Problem: Without including any pictures, write out the listing below exactly.

Record set:
--
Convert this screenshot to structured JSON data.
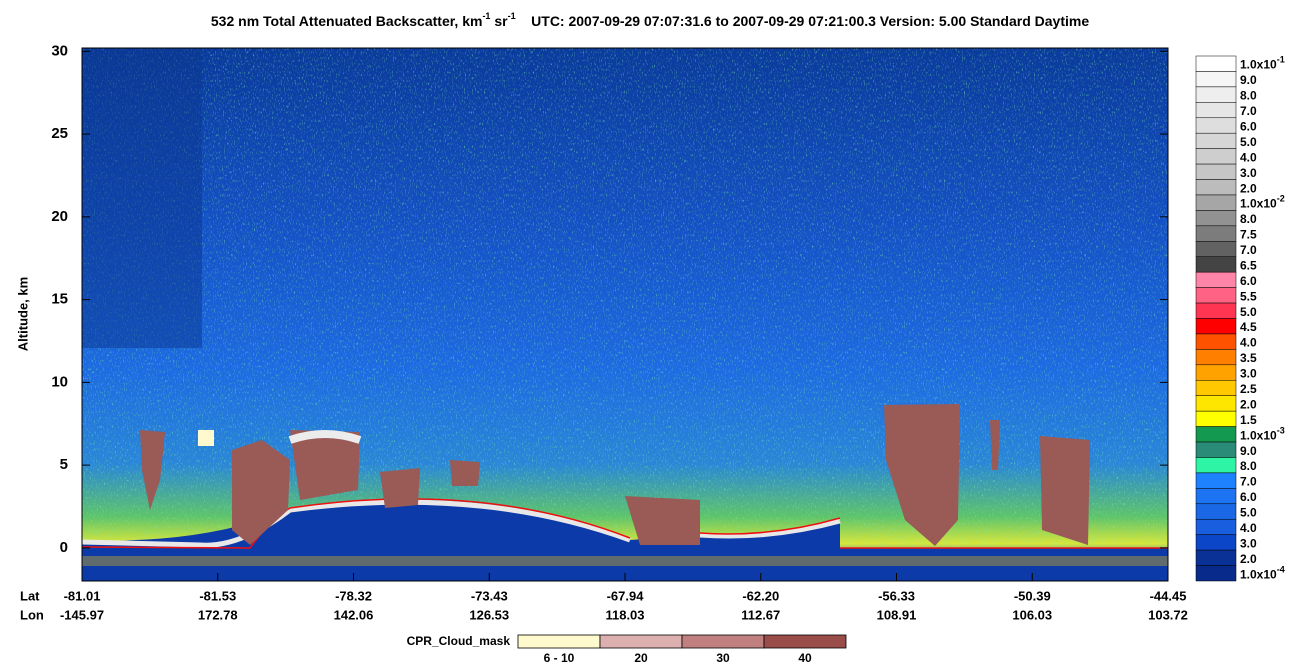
{
  "chart_data": {
    "type": "curtain",
    "title": {
      "main": "532 nm Total Attenuated Backscatter, km",
      "sup1": "-1",
      "mid": " sr",
      "sup2": "-1",
      "rest": "UTC:  2007-09-29 07:07:31.6  to  2007-09-29 07:21:00.3    Version: 5.00  Standard  Daytime"
    },
    "y_label": "Altitude, km",
    "ylim": [
      -2,
      30.2
    ],
    "yticks": [
      0,
      5,
      10,
      15,
      20,
      25,
      30
    ],
    "x_row_labels": [
      "Lat",
      "Lon"
    ],
    "lat": [
      "-81.01",
      "-81.53",
      "-78.32",
      "-73.43",
      "-67.94",
      "-62.20",
      "-56.33",
      "-50.39",
      "-44.45"
    ],
    "lon": [
      "-145.97",
      "172.78",
      "142.06",
      "126.53",
      "118.03",
      "112.67",
      "108.91",
      "106.03",
      "103.72"
    ],
    "colorbar": [
      {
        "label": "1.0x10",
        "sup": "-1",
        "color": "#ffffff"
      },
      {
        "label": "9.0",
        "color": "#f6f6f6"
      },
      {
        "label": "8.0",
        "color": "#eeeeee"
      },
      {
        "label": "7.0",
        "color": "#e6e6e6"
      },
      {
        "label": "6.0",
        "color": "#dedede"
      },
      {
        "label": "5.0",
        "color": "#d6d6d6"
      },
      {
        "label": "4.0",
        "color": "#cecece"
      },
      {
        "label": "3.0",
        "color": "#c6c6c6"
      },
      {
        "label": "2.0",
        "color": "#bcbcbc"
      },
      {
        "label": "1.0x10",
        "sup": "-2",
        "color": "#a6a6a6"
      },
      {
        "label": "8.0",
        "color": "#929292"
      },
      {
        "label": "7.5",
        "color": "#7c7c7c"
      },
      {
        "label": "7.0",
        "color": "#626262"
      },
      {
        "label": "6.5",
        "color": "#444444"
      },
      {
        "label": "6.0",
        "color": "#ff85a8"
      },
      {
        "label": "5.5",
        "color": "#ff6284"
      },
      {
        "label": "5.0",
        "color": "#ff3552"
      },
      {
        "label": "4.5",
        "color": "#ff0000"
      },
      {
        "label": "4.0",
        "color": "#ff5200"
      },
      {
        "label": "3.5",
        "color": "#ff7f00"
      },
      {
        "label": "3.0",
        "color": "#ffa200"
      },
      {
        "label": "2.5",
        "color": "#ffc800"
      },
      {
        "label": "2.0",
        "color": "#ffe600"
      },
      {
        "label": "1.5",
        "color": "#ffff00"
      },
      {
        "label": "1.0x10",
        "sup": "-3",
        "color": "#149a50"
      },
      {
        "label": "9.0",
        "color": "#2a8c78"
      },
      {
        "label": "8.0",
        "color": "#2ef5a5"
      },
      {
        "label": "7.0",
        "color": "#1e82ff"
      },
      {
        "label": "6.0",
        "color": "#1c74f2"
      },
      {
        "label": "5.0",
        "color": "#1a68e6"
      },
      {
        "label": "4.0",
        "color": "#1a5ee0"
      },
      {
        "label": "3.0",
        "color": "#0c46c8"
      },
      {
        "label": "2.0",
        "color": "#0a3296"
      },
      {
        "label": "1.0x10",
        "sup": "-4",
        "color": "#082a8a"
      }
    ],
    "cloud_mask": {
      "title": "CPR_Cloud_mask",
      "classes": [
        {
          "label": "6 - 10",
          "color": "#fffacd"
        },
        {
          "label": "20",
          "color": "#dcb0ae"
        },
        {
          "label": "30",
          "color": "#c08080"
        },
        {
          "label": "40",
          "color": "#9a4c48"
        }
      ]
    }
  }
}
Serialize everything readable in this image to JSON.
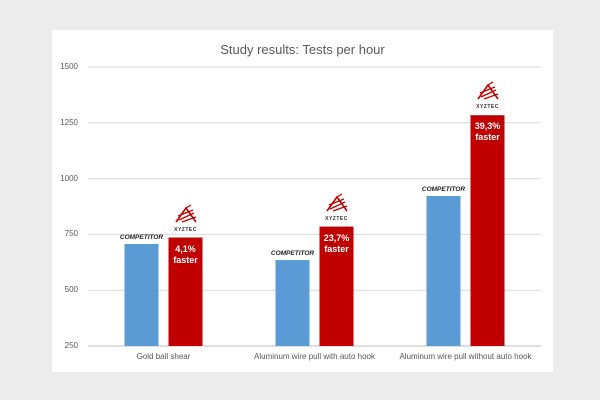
{
  "chart_data": {
    "type": "bar",
    "title": "Study results: Tests per hour",
    "categories": [
      "Gold ball shear",
      "Aluminum wire pull with auto hook",
      "Aluminum wire pull without auto hook"
    ],
    "series": [
      {
        "name": "COMPETITOR",
        "color": "#5b9bd5",
        "values": [
          707,
          635,
          922
        ]
      },
      {
        "name": "XYZTEC",
        "color": "#c00000",
        "values": [
          736,
          785,
          1284
        ]
      }
    ],
    "annotations": [
      {
        "pct": "4,1%",
        "word": "faster"
      },
      {
        "pct": "23,7%",
        "word": "faster"
      },
      {
        "pct": "39,3%",
        "word": "faster"
      }
    ],
    "competitor_label": "COMPETITOR",
    "logo_text": "XYZTEC",
    "ylim": [
      250,
      1500
    ],
    "yticks": [
      "250",
      "500",
      "750",
      "1000",
      "1250",
      "1500"
    ],
    "grid": true,
    "xlabel": "",
    "ylabel": ""
  }
}
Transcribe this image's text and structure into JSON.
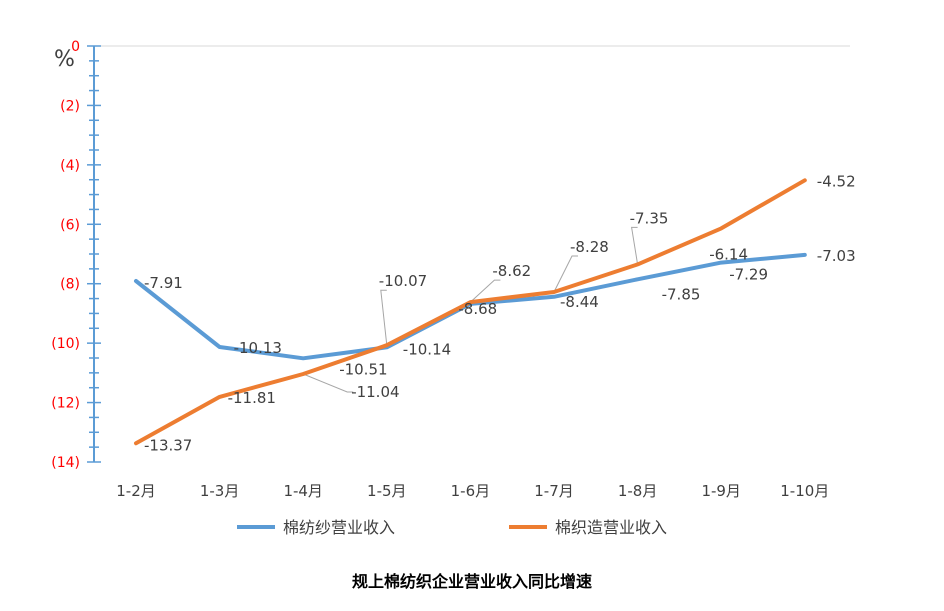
{
  "chart_data": {
    "type": "line",
    "title": "规上棉纺织企业营业收入同比增速",
    "unit_label": "%",
    "categories": [
      "1-2月",
      "1-3月",
      "1-4月",
      "1-5月",
      "1-6月",
      "1-7月",
      "1-8月",
      "1-9月",
      "1-10月"
    ],
    "ylim": [
      -14,
      0
    ],
    "y_ticks": [
      {
        "value": 0,
        "label": "0"
      },
      {
        "value": -2,
        "label": "(2)"
      },
      {
        "value": -4,
        "label": "(4)"
      },
      {
        "value": -6,
        "label": "(6)"
      },
      {
        "value": -8,
        "label": "(8)"
      },
      {
        "value": -10,
        "label": "(10)"
      },
      {
        "value": -12,
        "label": "(12)"
      },
      {
        "value": -14,
        "label": "(14)"
      }
    ],
    "grid": false,
    "legend_position": "bottom",
    "series": [
      {
        "name": "棉纺纱营业收入",
        "color": "#5b9bd5",
        "values": [
          -7.91,
          -10.13,
          -10.51,
          -10.14,
          -8.68,
          -8.44,
          -7.85,
          -7.29,
          -7.03
        ],
        "labels": [
          "-7.91",
          "-10.13",
          "-10.51",
          "-10.14",
          "-8.68",
          "-8.44",
          "-7.85",
          "-7.29",
          "-7.03"
        ]
      },
      {
        "name": "棉织造营业收入",
        "color": "#ed7d31",
        "values": [
          -13.37,
          -11.81,
          -11.04,
          -10.07,
          -8.62,
          -8.28,
          -7.35,
          -6.14,
          -4.52
        ],
        "labels": [
          "-13.37",
          "-11.81",
          "-11.04",
          "-10.07",
          "-8.62",
          "-8.28",
          "-7.35",
          "-6.14",
          "-4.52"
        ]
      }
    ]
  }
}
--
Finished exercise:
Convert this screenshot to structured JSON data.
{
  "chart_data": {
    "type": "curtain",
    "title": {
      "main": "532 nm Total Attenuated Backscatter, km",
      "sup1": "-1",
      "mid": " sr",
      "sup2": "-1",
      "rest": "UTC:  2007-09-29 07:07:31.6  to  2007-09-29 07:21:00.3    Version: 5.00  Standard  Daytime"
    },
    "y_label": "Altitude, km",
    "ylim": [
      -2,
      30.2
    ],
    "yticks": [
      0,
      5,
      10,
      15,
      20,
      25,
      30
    ],
    "x_row_labels": [
      "Lat",
      "Lon"
    ],
    "lat": [
      "-81.01",
      "-81.53",
      "-78.32",
      "-73.43",
      "-67.94",
      "-62.20",
      "-56.33",
      "-50.39",
      "-44.45"
    ],
    "lon": [
      "-145.97",
      "172.78",
      "142.06",
      "126.53",
      "118.03",
      "112.67",
      "108.91",
      "106.03",
      "103.72"
    ],
    "colorbar": [
      {
        "label": "1.0x10",
        "sup": "-1",
        "color": "#ffffff"
      },
      {
        "label": "9.0",
        "color": "#f6f6f6"
      },
      {
        "label": "8.0",
        "color": "#eeeeee"
      },
      {
        "label": "7.0",
        "color": "#e6e6e6"
      },
      {
        "label": "6.0",
        "color": "#dedede"
      },
      {
        "label": "5.0",
        "color": "#d6d6d6"
      },
      {
        "label": "4.0",
        "color": "#cecece"
      },
      {
        "label": "3.0",
        "color": "#c6c6c6"
      },
      {
        "label": "2.0",
        "color": "#bcbcbc"
      },
      {
        "label": "1.0x10",
        "sup": "-2",
        "color": "#a6a6a6"
      },
      {
        "label": "8.0",
        "color": "#929292"
      },
      {
        "label": "7.5",
        "color": "#7c7c7c"
      },
      {
        "label": "7.0",
        "color": "#626262"
      },
      {
        "label": "6.5",
        "color": "#444444"
      },
      {
        "label": "6.0",
        "color": "#ff85a8"
      },
      {
        "label": "5.5",
        "color": "#ff6284"
      },
      {
        "label": "5.0",
        "color": "#ff3552"
      },
      {
        "label": "4.5",
        "color": "#ff0000"
      },
      {
        "label": "4.0",
        "color": "#ff5200"
      },
      {
        "label": "3.5",
        "color": "#ff7f00"
      },
      {
        "label": "3.0",
        "color": "#ffa200"
      },
      {
        "label": "2.5",
        "color": "#ffc800"
      },
      {
        "label": "2.0",
        "color": "#ffe600"
      },
      {
        "label": "1.5",
        "color": "#ffff00"
      },
      {
        "label": "1.0x10",
        "sup": "-3",
        "color": "#149a50"
      },
      {
        "label": "9.0",
        "color": "#2a8c78"
      },
      {
        "label": "8.0",
        "color": "#2ef5a5"
      },
      {
        "label": "7.0",
        "color": "#1e82ff"
      },
      {
        "label": "6.0",
        "color": "#1c74f2"
      },
      {
        "label": "5.0",
        "color": "#1a68e6"
      },
      {
        "label": "4.0",
        "color": "#1a5ee0"
      },
      {
        "label": "3.0",
        "color": "#0c46c8"
      },
      {
        "label": "2.0",
        "color": "#0a3296"
      },
      {
        "label": "1.0x10",
        "sup": "-4",
        "color": "#082a8a"
      }
    ],
    "cloud_mask": {
      "title": "CPR_Cloud_mask",
      "classes": [
        {
          "label": "6 - 10",
          "color": "#fffacd"
        },
        {
          "label": "20",
          "color": "#dcb0ae"
        },
        {
          "label": "30",
          "color": "#c08080"
        },
        {
          "label": "40",
          "color": "#9a4c48"
        }
      ]
    }
  }
}
Serialize everything readable in this image to JSON.
{
  "chart_data": {
    "type": "bar",
    "title": "Study results: Tests per hour",
    "categories": [
      "Gold ball shear",
      "Aluminum wire pull with auto hook",
      "Aluminum wire pull without auto hook"
    ],
    "series": [
      {
        "name": "COMPETITOR",
        "color": "#5b9bd5",
        "values": [
          707,
          635,
          922
        ]
      },
      {
        "name": "XYZTEC",
        "color": "#c00000",
        "values": [
          736,
          785,
          1284
        ]
      }
    ],
    "annotations": [
      {
        "pct": "4,1%",
        "word": "faster"
      },
      {
        "pct": "23,7%",
        "word": "faster"
      },
      {
        "pct": "39,3%",
        "word": "faster"
      }
    ],
    "competitor_label": "COMPETITOR",
    "logo_text": "XYZTEC",
    "ylim": [
      250,
      1500
    ],
    "yticks": [
      "250",
      "500",
      "750",
      "1000",
      "1250",
      "1500"
    ],
    "grid": true,
    "xlabel": "",
    "ylabel": ""
  }
}
Transcribe this image's text and structure into JSON.
{
  "chart_data": {
    "type": "line",
    "title": "规上棉纺织企业营业收入同比增速",
    "unit_label": "%",
    "categories": [
      "1-2月",
      "1-3月",
      "1-4月",
      "1-5月",
      "1-6月",
      "1-7月",
      "1-8月",
      "1-9月",
      "1-10月"
    ],
    "ylim": [
      -14,
      0
    ],
    "y_ticks": [
      {
        "value": 0,
        "label": "0"
      },
      {
        "value": -2,
        "label": "(2)"
      },
      {
        "value": -4,
        "label": "(4)"
      },
      {
        "value": -6,
        "label": "(6)"
      },
      {
        "value": -8,
        "label": "(8)"
      },
      {
        "value": -10,
        "label": "(10)"
      },
      {
        "value": -12,
        "label": "(12)"
      },
      {
        "value": -14,
        "label": "(14)"
      }
    ],
    "grid": false,
    "legend_position": "bottom",
    "series": [
      {
        "name": "棉纺纱营业收入",
        "color": "#5b9bd5",
        "values": [
          -7.91,
          -10.13,
          -10.51,
          -10.14,
          -8.68,
          -8.44,
          -7.85,
          -7.29,
          -7.03
        ],
        "labels": [
          "-7.91",
          "-10.13",
          "-10.51",
          "-10.14",
          "-8.68",
          "-8.44",
          "-7.85",
          "-7.29",
          "-7.03"
        ]
      },
      {
        "name": "棉织造营业收入",
        "color": "#ed7d31",
        "values": [
          -13.37,
          -11.81,
          -11.04,
          -10.07,
          -8.62,
          -8.28,
          -7.35,
          -6.14,
          -4.52
        ],
        "labels": [
          "-13.37",
          "-11.81",
          "-11.04",
          "-10.07",
          "-8.62",
          "-8.28",
          "-7.35",
          "-6.14",
          "-4.52"
        ]
      }
    ]
  }
}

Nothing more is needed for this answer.